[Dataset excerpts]
╭──

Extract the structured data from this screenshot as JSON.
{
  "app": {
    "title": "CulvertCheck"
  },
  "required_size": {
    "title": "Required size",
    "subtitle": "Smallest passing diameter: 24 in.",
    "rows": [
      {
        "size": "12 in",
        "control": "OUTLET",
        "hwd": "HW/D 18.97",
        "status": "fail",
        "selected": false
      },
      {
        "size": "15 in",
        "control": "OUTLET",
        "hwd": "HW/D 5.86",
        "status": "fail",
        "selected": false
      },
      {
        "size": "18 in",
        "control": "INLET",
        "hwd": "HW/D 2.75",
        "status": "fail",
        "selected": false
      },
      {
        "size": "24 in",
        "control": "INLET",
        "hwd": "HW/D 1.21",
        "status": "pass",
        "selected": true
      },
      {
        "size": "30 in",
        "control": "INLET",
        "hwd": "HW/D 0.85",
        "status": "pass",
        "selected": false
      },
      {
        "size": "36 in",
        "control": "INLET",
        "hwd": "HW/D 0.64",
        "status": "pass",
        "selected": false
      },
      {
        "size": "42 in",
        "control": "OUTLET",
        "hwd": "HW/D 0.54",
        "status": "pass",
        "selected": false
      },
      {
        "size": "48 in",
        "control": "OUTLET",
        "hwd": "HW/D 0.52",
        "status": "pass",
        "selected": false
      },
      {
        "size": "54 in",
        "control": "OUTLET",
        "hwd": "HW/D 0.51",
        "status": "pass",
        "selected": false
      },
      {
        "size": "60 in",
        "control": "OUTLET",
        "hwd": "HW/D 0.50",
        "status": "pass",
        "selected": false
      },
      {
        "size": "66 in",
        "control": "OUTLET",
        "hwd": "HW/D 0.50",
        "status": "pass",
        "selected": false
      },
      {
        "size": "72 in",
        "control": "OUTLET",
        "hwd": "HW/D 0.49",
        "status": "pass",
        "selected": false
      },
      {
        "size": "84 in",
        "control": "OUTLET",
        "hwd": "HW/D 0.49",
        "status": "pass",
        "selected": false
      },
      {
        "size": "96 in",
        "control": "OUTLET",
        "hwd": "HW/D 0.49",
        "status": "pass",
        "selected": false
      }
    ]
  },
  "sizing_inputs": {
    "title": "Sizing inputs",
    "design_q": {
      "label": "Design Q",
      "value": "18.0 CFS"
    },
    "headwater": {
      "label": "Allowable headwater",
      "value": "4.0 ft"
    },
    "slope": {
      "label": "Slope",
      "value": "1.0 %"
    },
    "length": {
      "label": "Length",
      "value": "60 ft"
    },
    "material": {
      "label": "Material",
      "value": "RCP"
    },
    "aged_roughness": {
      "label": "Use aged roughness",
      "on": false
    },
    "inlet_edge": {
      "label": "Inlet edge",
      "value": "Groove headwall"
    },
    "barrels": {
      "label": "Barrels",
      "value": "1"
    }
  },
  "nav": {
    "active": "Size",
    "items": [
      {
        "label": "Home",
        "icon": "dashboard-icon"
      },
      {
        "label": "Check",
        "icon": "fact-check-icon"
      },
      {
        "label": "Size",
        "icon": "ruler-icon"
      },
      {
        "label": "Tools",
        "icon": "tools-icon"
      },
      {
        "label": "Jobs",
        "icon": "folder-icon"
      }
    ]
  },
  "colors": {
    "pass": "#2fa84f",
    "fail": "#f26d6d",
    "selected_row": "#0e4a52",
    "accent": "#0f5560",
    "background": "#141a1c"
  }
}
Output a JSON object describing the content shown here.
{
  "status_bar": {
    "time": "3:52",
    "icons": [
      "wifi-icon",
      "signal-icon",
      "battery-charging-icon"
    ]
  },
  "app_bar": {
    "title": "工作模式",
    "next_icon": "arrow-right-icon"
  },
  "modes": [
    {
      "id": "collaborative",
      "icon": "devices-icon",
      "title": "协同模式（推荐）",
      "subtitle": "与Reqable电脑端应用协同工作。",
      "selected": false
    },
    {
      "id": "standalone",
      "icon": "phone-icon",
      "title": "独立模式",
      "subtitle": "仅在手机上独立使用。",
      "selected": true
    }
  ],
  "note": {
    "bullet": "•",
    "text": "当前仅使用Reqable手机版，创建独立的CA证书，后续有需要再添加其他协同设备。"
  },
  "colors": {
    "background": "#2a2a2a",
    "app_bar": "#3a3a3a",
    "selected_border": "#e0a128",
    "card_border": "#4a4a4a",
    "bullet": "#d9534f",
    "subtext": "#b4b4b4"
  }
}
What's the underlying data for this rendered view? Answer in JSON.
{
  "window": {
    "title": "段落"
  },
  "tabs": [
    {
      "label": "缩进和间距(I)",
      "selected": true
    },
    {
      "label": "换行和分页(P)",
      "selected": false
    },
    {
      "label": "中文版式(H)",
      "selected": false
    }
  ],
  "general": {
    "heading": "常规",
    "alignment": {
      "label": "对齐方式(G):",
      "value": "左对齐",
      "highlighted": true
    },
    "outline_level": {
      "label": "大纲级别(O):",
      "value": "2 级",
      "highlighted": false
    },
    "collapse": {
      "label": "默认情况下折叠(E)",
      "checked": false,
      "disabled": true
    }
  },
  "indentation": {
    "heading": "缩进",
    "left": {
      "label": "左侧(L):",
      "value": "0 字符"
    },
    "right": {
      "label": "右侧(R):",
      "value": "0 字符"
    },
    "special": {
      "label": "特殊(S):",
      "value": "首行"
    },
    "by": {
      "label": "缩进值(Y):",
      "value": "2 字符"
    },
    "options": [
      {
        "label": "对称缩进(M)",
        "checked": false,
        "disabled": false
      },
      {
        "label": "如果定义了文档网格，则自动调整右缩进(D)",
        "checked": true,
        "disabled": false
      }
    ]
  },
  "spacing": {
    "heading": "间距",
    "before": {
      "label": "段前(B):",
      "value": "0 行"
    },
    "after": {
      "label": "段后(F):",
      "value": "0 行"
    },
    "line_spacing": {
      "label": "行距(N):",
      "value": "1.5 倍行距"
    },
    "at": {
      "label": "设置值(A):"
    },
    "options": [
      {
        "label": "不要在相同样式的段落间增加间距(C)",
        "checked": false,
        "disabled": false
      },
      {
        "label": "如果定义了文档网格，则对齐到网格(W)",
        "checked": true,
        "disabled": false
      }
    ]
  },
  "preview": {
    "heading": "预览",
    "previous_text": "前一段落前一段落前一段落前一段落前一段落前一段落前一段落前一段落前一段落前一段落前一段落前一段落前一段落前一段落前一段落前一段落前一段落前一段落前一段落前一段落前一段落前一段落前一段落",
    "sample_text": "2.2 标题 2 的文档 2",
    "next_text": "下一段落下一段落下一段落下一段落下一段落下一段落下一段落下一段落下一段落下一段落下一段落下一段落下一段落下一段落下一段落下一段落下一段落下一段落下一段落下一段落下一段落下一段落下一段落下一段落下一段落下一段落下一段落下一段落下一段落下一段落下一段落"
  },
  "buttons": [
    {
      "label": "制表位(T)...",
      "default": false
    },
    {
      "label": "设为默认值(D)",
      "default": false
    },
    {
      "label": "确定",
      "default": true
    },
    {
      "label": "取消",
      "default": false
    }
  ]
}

╰──

Transcribe the whole listing exactly.

Worked solution ▸
Extract the structured data from this screenshot as JSON.
{
  "app": {
    "title": "CulvertCheck"
  },
  "required_size": {
    "title": "Required size",
    "subtitle": "Smallest passing diameter: 24 in.",
    "rows": [
      {
        "size": "12 in",
        "control": "OUTLET",
        "hwd": "HW/D 18.97",
        "status": "fail",
        "selected": false
      },
      {
        "size": "15 in",
        "control": "OUTLET",
        "hwd": "HW/D 5.86",
        "status": "fail",
        "selected": false
      },
      {
        "size": "18 in",
        "control": "INLET",
        "hwd": "HW/D 2.75",
        "status": "fail",
        "selected": false
      },
      {
        "size": "24 in",
        "control": "INLET",
        "hwd": "HW/D 1.21",
        "status": "pass",
        "selected": true
      },
      {
        "size": "30 in",
        "control": "INLET",
        "hwd": "HW/D 0.85",
        "status": "pass",
        "selected": false
      },
      {
        "size": "36 in",
        "control": "INLET",
        "hwd": "HW/D 0.64",
        "status": "pass",
        "selected": false
      },
      {
        "size": "42 in",
        "control": "OUTLET",
        "hwd": "HW/D 0.54",
        "status": "pass",
        "selected": false
      },
      {
        "size": "48 in",
        "control": "OUTLET",
        "hwd": "HW/D 0.52",
        "status": "pass",
        "selected": false
      },
      {
        "size": "54 in",
        "control": "OUTLET",
        "hwd": "HW/D 0.51",
        "status": "pass",
        "selected": false
      },
      {
        "size": "60 in",
        "control": "OUTLET",
        "hwd": "HW/D 0.50",
        "status": "pass",
        "selected": false
      },
      {
        "size": "66 in",
        "control": "OUTLET",
        "hwd": "HW/D 0.50",
        "status": "pass",
        "selected": false
      },
      {
        "size": "72 in",
        "control": "OUTLET",
        "hwd": "HW/D 0.49",
        "status": "pass",
        "selected": false
      },
      {
        "size": "84 in",
        "control": "OUTLET",
        "hwd": "HW/D 0.49",
        "status": "pass",
        "selected": false
      },
      {
        "size": "96 in",
        "control": "OUTLET",
        "hwd": "HW/D 0.49",
        "status": "pass",
        "selected": false
      }
    ]
  },
  "sizing_inputs": {
    "title": "Sizing inputs",
    "design_q": {
      "label": "Design Q",
      "value": "18.0 CFS"
    },
    "headwater": {
      "label": "Allowable headwater",
      "value": "4.0 ft"
    },
    "slope": {
      "label": "Slope",
      "value": "1.0 %"
    },
    "length": {
      "label": "Length",
      "value": "60 ft"
    },
    "material": {
      "label": "Material",
      "value": "RCP"
    },
    "aged_roughness": {
      "label": "Use aged roughness",
      "on": false
    },
    "inlet_edge": {
      "label": "Inlet edge",
      "value": "Groove headwall"
    },
    "barrels": {
      "label": "Barrels",
      "value": "1"
    }
  },
  "nav": {
    "active": "Size",
    "items": [
      {
        "label": "Home",
        "icon": "dashboard-icon"
      },
      {
        "label": "Check",
        "icon": "fact-check-icon"
      },
      {
        "label": "Size",
        "icon": "ruler-icon"
      },
      {
        "label": "Tools",
        "icon": "tools-icon"
      },
      {
        "label": "Jobs",
        "icon": "folder-icon"
      }
    ]
  },
  "colors": {
    "pass": "#2fa84f",
    "fail": "#f26d6d",
    "selected_row": "#0e4a52",
    "accent": "#0f5560",
    "background": "#141a1c"
  }
}
Output a JSON object describing the content shown here.
{
  "status_bar": {
    "time": "3:52",
    "icons": [
      "wifi-icon",
      "signal-icon",
      "battery-charging-icon"
    ]
  },
  "app_bar": {
    "title": "工作模式",
    "next_icon": "arrow-right-icon"
  },
  "modes": [
    {
      "id": "collaborative",
      "icon": "devices-icon",
      "title": "协同模式（推荐）",
      "subtitle": "与Reqable电脑端应用协同工作。",
      "selected": false
    },
    {
      "id": "standalone",
      "icon": "phone-icon",
      "title": "独立模式",
      "subtitle": "仅在手机上独立使用。",
      "selected": true
    }
  ],
  "note": {
    "bullet": "•",
    "text": "当前仅使用Reqable手机版，创建独立的CA证书，后续有需要再添加其他协同设备。"
  },
  "colors": {
    "background": "#2a2a2a",
    "app_bar": "#3a3a3a",
    "selected_border": "#e0a128",
    "card_border": "#4a4a4a",
    "bullet": "#d9534f",
    "subtext": "#b4b4b4"
  }
}
What's the underlying data for this rendered view? Answer in JSON.
{
  "window": {
    "title": "段落"
  },
  "tabs": [
    {
      "label": "缩进和间距(I)",
      "selected": true
    },
    {
      "label": "换行和分页(P)",
      "selected": false
    },
    {
      "label": "中文版式(H)",
      "selected": false
    }
  ],
  "general": {
    "heading": "常规",
    "alignment": {
      "label": "对齐方式(G):",
      "value": "左对齐",
      "highlighted": true
    },
    "outline_level": {
      "label": "大纲级别(O):",
      "value": "2 级",
      "highlighted": false
    },
    "collapse": {
      "label": "默认情况下折叠(E)",
      "checked": false,
      "disabled": true
    }
  },
  "indentation": {
    "heading": "缩进",
    "left": {
      "label": "左侧(L):",
      "value": "0 字符"
    },
    "right": {
      "label": "右侧(R):",
      "value": "0 字符"
    },
    "special": {
      "label": "特殊(S):",
      "value": "首行"
    },
    "by": {
      "label": "缩进值(Y):",
      "value": "2 字符"
    },
    "options": [
      {
        "label": "对称缩进(M)",
        "checked": false,
        "disabled": false
      },
      {
        "label": "如果定义了文档网格，则自动调整右缩进(D)",
        "checked": true,
        "disabled": false
      }
    ]
  },
  "spacing": {
    "heading": "间距",
    "before": {
      "label": "段前(B):",
      "value": "0 行"
    },
    "after": {
      "label": "段后(F):",
      "value": "0 行"
    },
    "line_spacing": {
      "label": "行距(N):",
      "value": "1.5 倍行距"
    },
    "at": {
      "label": "设置值(A):"
    },
    "options": [
      {
        "label": "不要在相同样式的段落间增加间距(C)",
        "checked": false,
        "disabled": false
      },
      {
        "label": "如果定义了文档网格，则对齐到网格(W)",
        "checked": true,
        "disabled": false
      }
    ]
  },
  "preview": {
    "heading": "预览",
    "previous_text": "前一段落前一段落前一段落前一段落前一段落前一段落前一段落前一段落前一段落前一段落前一段落前一段落前一段落前一段落前一段落前一段落前一段落前一段落前一段落前一段落前一段落前一段落前一段落",
    "sample_text": "2.2 标题 2 的文档 2",
    "next_text": "下一段落下一段落下一段落下一段落下一段落下一段落下一段落下一段落下一段落下一段落下一段落下一段落下一段落下一段落下一段落下一段落下一段落下一段落下一段落下一段落下一段落下一段落下一段落下一段落下一段落下一段落下一段落下一段落下一段落下一段落下一段落"
  },
  "buttons": [
    {
      "label": "制表位(T)...",
      "default": false
    },
    {
      "label": "设为默认值(D)",
      "default": false
    },
    {
      "label": "确定",
      "default": true
    },
    {
      "label": "取消",
      "default": false
    }
  ]
}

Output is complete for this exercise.